---- Excerpted data

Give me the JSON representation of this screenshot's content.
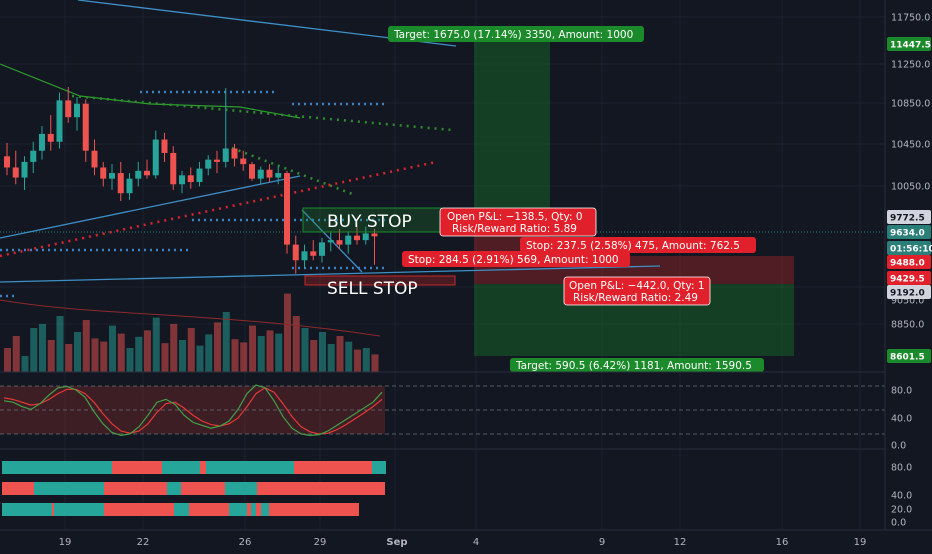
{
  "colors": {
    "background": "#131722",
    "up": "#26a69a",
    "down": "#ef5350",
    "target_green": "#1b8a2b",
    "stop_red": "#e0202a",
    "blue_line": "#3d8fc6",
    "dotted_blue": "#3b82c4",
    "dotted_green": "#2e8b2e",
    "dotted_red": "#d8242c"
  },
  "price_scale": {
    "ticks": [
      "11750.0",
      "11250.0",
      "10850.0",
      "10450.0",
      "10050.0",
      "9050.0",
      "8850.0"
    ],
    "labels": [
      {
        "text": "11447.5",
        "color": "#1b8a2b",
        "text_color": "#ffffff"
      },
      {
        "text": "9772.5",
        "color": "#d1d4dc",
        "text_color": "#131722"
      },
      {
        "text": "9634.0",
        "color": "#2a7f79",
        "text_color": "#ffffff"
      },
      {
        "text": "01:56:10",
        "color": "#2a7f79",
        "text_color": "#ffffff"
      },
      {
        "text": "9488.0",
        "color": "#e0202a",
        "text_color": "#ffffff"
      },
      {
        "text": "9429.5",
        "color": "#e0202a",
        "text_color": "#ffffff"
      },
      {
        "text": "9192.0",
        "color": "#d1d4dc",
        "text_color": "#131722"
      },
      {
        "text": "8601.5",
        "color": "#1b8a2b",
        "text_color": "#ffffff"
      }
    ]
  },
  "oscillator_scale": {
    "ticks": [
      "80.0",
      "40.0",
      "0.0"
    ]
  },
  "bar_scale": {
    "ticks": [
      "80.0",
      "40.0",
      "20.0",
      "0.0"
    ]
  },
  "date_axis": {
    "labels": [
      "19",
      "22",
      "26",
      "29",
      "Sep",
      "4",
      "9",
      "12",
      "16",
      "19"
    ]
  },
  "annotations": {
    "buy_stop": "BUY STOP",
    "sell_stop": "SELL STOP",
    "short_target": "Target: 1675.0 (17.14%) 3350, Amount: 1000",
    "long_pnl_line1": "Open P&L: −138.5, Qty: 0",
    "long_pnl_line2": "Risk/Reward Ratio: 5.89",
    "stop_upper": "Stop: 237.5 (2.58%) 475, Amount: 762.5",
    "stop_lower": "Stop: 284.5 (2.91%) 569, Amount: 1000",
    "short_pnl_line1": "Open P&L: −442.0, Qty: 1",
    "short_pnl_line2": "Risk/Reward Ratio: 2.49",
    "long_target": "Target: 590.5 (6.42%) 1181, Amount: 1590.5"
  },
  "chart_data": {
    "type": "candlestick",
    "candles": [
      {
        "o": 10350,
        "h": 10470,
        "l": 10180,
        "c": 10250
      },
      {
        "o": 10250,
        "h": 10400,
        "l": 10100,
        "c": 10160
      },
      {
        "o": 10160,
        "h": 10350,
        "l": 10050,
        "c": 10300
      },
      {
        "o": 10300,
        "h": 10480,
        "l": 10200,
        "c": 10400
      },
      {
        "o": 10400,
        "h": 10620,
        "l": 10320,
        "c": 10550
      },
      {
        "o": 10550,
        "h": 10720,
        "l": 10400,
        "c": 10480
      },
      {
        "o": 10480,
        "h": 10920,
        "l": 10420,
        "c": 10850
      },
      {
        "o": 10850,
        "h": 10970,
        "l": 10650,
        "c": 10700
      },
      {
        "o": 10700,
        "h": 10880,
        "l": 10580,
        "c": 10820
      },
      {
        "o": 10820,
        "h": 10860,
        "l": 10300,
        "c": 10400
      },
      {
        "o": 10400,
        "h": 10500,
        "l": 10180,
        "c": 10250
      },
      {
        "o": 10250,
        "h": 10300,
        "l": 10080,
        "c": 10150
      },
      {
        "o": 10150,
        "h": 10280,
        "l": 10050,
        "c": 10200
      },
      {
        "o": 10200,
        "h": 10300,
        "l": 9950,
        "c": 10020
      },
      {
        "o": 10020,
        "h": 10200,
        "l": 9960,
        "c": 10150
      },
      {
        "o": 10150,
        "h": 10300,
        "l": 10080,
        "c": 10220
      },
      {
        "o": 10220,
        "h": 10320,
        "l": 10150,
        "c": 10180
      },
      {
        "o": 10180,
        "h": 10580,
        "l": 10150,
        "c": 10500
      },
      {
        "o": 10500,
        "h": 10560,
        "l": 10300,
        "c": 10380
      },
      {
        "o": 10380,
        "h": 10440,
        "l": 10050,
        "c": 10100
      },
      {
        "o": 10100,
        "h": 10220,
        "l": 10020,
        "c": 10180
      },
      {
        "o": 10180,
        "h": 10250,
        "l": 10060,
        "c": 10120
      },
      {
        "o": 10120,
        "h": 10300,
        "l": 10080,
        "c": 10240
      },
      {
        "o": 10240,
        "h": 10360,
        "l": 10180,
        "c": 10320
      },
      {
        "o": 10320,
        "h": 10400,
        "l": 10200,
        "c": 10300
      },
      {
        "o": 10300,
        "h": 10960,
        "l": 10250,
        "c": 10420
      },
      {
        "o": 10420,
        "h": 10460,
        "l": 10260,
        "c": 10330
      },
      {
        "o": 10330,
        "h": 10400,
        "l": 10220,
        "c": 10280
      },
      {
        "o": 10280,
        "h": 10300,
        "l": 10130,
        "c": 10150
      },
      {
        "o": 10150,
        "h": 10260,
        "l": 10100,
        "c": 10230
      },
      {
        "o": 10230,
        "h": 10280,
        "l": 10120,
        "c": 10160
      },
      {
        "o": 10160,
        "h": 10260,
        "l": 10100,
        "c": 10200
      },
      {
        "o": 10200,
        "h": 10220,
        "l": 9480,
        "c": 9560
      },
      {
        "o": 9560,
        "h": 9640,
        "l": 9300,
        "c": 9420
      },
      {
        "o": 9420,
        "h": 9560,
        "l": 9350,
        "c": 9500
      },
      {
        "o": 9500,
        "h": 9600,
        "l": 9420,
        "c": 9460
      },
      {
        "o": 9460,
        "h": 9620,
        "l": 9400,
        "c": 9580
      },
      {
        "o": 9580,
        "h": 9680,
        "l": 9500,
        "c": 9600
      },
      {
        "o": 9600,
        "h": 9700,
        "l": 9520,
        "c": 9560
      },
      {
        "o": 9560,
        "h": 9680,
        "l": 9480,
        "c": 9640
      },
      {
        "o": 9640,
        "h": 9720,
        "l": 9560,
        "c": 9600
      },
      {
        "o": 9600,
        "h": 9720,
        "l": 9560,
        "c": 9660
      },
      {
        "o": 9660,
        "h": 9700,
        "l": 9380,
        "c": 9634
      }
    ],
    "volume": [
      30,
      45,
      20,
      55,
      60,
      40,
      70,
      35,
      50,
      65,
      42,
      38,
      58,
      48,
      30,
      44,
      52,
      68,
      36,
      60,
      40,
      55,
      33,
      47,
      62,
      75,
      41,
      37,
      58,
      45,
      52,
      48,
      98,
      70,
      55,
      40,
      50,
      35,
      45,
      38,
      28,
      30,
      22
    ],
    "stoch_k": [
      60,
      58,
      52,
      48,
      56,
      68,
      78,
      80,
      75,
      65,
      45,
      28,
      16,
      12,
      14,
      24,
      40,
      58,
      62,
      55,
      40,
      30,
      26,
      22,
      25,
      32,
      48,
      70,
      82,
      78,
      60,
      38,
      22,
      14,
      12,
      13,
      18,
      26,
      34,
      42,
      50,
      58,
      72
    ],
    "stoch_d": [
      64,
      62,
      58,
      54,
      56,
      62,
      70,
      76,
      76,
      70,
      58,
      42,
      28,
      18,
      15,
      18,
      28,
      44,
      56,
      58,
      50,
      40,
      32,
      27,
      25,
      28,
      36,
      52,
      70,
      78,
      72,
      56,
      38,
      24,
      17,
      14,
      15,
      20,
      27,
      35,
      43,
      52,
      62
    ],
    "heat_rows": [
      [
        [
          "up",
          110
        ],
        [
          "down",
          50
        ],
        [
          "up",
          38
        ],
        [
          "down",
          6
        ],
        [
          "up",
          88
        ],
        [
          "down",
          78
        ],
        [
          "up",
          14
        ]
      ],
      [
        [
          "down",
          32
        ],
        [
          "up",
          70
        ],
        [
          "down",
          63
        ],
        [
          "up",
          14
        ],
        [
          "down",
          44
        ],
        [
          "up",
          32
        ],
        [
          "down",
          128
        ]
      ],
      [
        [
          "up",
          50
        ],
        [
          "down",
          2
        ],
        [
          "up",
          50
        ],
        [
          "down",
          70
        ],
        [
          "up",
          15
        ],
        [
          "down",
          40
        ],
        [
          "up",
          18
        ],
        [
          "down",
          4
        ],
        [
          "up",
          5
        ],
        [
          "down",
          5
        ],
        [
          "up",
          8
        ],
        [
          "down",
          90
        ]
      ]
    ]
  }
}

--------
---- Excerpted data

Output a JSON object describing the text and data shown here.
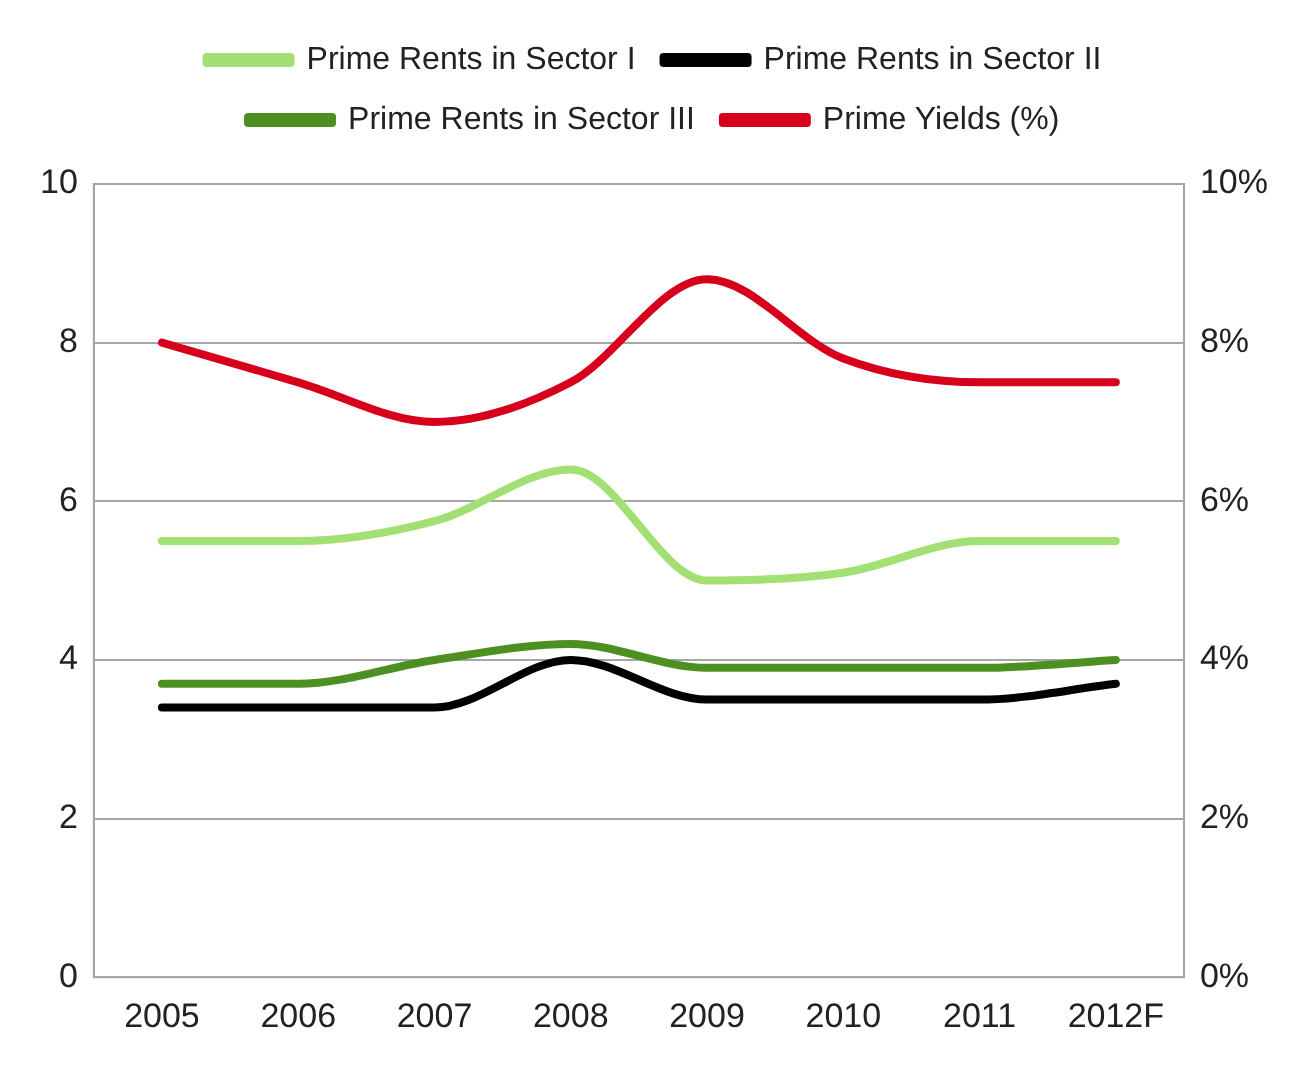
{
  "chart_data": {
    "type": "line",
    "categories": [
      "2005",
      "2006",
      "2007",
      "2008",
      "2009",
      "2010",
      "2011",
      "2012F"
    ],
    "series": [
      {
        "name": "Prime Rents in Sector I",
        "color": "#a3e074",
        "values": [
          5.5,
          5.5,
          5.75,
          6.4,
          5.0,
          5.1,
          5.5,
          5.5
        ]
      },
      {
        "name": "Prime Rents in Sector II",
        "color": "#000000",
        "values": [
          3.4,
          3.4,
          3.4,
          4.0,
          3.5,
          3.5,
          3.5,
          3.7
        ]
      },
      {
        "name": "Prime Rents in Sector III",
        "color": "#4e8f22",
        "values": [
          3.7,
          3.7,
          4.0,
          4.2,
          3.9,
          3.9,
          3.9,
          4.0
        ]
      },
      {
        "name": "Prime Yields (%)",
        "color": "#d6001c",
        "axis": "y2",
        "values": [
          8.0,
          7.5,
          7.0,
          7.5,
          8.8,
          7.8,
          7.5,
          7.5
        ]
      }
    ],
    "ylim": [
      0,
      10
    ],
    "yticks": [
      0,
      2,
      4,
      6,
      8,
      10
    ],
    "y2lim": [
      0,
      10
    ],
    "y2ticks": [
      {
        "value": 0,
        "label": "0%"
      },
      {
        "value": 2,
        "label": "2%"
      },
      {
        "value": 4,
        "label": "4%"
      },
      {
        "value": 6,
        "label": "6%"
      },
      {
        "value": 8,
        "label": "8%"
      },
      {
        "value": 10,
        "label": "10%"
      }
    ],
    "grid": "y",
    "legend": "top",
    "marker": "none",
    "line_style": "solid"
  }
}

--------

_Direction_: List every line above containing the word "name".

_Written response_:
        "name": "Prime Rents in Sector I",
        "name": "Prime Rents in Sector II",
        "name": "Prime Rents in Sector III",
        "name": "Prime Yields (%)",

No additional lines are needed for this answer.